_Records for this exercise:_

'''

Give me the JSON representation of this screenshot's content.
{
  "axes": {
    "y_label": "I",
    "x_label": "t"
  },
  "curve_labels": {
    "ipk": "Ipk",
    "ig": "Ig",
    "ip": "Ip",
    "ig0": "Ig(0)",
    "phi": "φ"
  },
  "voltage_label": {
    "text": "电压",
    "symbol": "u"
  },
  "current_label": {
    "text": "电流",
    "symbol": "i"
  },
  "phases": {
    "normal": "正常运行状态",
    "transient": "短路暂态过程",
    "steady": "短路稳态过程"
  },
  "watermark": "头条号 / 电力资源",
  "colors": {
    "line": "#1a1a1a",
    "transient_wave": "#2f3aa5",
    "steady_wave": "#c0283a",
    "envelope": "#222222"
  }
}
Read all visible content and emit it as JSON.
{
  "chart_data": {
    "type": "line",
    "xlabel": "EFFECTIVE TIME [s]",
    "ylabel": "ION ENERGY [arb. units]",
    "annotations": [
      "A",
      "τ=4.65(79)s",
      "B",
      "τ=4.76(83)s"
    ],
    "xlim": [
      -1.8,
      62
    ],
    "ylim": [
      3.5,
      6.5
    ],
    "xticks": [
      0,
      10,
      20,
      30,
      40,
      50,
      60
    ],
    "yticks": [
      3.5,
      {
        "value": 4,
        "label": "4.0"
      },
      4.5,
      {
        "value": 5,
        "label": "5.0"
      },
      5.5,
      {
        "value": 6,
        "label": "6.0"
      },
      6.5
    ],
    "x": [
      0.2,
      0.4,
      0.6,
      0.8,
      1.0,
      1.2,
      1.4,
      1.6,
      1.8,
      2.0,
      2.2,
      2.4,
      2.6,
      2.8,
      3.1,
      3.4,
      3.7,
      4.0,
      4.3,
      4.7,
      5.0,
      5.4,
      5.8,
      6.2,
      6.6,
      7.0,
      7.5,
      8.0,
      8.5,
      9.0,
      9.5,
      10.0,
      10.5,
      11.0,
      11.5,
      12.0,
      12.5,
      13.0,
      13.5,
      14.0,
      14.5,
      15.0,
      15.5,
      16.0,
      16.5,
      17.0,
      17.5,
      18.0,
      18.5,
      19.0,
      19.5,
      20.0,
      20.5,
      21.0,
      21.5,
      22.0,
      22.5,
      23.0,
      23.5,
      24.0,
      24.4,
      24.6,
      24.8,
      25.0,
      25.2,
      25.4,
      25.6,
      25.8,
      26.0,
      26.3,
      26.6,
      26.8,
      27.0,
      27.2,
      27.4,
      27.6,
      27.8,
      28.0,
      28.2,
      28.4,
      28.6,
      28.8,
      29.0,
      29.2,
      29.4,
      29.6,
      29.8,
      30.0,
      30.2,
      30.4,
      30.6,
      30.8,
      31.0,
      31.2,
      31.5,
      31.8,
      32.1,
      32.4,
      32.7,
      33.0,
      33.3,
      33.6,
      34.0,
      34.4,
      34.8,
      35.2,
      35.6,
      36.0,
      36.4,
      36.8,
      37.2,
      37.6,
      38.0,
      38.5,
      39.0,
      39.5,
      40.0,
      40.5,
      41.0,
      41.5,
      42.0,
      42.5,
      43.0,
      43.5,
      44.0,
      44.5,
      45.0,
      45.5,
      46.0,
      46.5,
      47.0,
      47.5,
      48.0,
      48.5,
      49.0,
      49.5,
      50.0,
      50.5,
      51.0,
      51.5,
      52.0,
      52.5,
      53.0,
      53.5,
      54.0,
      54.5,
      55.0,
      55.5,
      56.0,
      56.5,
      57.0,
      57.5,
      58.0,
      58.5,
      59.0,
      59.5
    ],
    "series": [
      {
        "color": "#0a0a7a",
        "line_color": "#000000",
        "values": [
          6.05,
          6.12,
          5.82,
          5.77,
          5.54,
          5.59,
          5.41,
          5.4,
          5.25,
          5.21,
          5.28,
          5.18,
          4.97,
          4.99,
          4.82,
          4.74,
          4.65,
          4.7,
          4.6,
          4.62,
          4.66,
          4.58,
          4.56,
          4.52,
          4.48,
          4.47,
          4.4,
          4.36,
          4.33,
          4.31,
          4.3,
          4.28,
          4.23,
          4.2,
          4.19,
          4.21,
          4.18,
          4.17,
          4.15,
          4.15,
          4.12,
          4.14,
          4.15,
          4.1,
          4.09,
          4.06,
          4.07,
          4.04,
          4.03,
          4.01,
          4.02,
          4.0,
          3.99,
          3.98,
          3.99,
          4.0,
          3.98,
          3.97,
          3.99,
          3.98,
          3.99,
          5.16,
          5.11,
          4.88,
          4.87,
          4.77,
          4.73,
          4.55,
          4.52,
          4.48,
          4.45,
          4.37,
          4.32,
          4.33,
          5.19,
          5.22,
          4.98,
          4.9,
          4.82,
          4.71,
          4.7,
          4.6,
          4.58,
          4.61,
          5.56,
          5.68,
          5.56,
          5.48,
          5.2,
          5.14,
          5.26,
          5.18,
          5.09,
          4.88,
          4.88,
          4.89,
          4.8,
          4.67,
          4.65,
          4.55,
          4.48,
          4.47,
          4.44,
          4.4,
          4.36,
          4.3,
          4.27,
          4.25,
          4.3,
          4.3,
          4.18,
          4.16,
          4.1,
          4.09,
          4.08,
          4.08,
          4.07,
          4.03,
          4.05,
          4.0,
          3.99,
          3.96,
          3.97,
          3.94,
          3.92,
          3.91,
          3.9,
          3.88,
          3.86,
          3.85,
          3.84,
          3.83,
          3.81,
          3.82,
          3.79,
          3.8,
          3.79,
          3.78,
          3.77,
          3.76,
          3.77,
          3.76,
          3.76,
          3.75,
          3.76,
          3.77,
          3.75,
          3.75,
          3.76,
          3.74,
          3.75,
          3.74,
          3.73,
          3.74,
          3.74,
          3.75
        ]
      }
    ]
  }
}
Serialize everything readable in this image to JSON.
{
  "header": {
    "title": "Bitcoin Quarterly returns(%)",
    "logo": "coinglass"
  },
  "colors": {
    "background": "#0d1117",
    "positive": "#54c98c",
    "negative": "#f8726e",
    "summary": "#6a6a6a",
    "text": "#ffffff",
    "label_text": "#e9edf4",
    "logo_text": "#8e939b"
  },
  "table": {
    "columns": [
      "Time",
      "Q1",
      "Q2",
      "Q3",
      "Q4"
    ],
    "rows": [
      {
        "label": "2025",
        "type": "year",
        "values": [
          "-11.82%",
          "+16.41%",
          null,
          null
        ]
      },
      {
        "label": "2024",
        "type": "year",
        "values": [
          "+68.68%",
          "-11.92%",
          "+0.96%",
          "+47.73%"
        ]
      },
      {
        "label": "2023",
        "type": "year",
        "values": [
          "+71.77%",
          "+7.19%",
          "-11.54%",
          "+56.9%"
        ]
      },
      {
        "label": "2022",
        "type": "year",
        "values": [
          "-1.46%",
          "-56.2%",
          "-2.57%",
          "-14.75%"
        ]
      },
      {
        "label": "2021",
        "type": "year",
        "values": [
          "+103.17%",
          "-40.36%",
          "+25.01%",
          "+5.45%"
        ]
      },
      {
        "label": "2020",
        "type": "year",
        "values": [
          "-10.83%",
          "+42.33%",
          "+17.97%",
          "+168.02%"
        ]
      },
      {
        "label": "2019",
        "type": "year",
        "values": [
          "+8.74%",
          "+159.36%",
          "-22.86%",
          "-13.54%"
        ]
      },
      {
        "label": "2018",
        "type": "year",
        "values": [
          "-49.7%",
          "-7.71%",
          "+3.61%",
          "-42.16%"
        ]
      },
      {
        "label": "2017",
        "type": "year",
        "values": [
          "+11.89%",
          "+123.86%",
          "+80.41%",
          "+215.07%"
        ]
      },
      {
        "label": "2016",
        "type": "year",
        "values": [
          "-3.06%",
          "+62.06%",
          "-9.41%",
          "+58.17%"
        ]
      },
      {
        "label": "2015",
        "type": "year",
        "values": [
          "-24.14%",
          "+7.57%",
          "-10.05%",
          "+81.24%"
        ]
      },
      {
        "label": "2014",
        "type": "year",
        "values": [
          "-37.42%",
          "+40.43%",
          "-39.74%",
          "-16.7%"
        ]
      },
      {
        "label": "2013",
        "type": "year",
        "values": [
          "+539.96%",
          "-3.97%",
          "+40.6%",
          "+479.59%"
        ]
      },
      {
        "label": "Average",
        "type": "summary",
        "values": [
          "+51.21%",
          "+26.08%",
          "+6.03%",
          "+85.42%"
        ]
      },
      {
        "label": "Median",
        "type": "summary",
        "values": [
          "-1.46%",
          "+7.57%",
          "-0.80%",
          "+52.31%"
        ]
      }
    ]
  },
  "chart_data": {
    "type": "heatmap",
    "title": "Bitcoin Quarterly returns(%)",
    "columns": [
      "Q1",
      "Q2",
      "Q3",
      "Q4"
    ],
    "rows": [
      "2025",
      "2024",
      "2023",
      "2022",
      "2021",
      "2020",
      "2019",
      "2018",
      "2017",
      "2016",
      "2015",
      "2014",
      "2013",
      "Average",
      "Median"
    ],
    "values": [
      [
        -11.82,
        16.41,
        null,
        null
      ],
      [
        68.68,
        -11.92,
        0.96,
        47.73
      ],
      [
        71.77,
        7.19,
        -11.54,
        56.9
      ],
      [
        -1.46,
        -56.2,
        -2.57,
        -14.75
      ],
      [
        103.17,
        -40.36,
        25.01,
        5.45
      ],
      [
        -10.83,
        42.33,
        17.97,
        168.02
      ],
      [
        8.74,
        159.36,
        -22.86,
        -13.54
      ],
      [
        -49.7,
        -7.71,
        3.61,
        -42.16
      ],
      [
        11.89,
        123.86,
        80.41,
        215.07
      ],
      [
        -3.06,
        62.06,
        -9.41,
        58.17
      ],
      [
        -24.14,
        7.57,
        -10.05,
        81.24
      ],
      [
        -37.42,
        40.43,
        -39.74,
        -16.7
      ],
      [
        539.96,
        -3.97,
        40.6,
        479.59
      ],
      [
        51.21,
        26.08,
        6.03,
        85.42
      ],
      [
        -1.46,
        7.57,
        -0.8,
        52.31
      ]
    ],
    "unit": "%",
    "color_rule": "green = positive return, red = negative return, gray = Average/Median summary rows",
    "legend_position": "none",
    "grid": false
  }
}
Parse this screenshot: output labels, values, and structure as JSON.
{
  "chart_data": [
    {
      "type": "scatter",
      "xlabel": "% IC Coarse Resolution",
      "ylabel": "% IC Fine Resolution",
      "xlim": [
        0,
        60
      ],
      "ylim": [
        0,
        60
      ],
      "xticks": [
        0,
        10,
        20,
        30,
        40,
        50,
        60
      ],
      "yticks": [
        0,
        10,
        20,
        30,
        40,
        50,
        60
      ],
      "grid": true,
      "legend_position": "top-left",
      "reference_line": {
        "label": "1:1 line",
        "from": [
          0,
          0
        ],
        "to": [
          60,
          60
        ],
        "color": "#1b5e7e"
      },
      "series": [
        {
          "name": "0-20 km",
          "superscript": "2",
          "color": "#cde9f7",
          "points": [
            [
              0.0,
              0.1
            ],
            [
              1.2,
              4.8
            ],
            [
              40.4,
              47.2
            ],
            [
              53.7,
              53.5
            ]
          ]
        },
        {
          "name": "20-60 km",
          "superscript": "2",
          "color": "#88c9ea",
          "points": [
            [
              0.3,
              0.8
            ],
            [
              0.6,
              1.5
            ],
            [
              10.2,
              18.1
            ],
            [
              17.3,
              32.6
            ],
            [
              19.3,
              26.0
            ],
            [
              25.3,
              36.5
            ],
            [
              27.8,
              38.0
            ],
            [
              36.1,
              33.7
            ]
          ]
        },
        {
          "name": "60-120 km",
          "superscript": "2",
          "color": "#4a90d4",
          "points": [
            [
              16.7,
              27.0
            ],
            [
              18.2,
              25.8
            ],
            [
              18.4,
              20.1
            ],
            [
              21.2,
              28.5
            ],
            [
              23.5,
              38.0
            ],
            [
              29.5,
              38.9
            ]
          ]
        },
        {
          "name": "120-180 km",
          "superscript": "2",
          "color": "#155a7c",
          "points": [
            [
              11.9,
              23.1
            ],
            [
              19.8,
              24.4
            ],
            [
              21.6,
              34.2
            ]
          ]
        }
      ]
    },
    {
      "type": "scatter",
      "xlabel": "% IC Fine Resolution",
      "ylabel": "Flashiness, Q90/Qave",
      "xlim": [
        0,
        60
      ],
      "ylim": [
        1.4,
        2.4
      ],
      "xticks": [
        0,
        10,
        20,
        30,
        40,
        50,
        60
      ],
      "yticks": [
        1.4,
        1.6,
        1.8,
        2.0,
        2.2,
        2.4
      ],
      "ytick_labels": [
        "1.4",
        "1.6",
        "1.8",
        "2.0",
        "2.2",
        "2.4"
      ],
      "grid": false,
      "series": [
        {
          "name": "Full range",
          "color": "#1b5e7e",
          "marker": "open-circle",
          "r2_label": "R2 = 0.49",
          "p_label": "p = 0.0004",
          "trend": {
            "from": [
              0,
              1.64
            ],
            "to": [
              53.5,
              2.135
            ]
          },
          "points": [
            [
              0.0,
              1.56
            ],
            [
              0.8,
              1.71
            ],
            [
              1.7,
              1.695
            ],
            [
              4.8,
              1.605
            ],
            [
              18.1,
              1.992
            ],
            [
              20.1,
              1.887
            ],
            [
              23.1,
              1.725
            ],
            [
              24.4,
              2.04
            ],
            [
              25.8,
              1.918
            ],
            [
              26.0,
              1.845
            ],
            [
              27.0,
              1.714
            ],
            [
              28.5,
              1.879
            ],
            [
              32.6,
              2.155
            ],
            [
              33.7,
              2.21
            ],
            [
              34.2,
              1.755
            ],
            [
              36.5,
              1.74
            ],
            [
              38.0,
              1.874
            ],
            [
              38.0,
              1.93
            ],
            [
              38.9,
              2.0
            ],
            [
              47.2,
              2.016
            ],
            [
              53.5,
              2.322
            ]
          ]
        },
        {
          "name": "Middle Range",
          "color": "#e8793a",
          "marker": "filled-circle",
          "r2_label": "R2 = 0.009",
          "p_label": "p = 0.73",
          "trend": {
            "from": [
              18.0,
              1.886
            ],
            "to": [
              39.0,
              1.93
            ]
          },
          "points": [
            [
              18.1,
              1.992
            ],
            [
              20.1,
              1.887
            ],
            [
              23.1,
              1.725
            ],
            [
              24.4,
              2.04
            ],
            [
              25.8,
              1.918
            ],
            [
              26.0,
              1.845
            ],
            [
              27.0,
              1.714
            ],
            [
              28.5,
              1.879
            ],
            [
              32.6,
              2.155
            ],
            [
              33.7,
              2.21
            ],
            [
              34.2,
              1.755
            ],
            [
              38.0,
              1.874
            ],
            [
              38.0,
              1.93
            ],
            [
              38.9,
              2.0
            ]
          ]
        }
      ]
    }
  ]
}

'''

_Problem description:_ A line counts if it holds the word "marker". Work out how many lines in the listing count, and give only that number.

_Reply:_ 2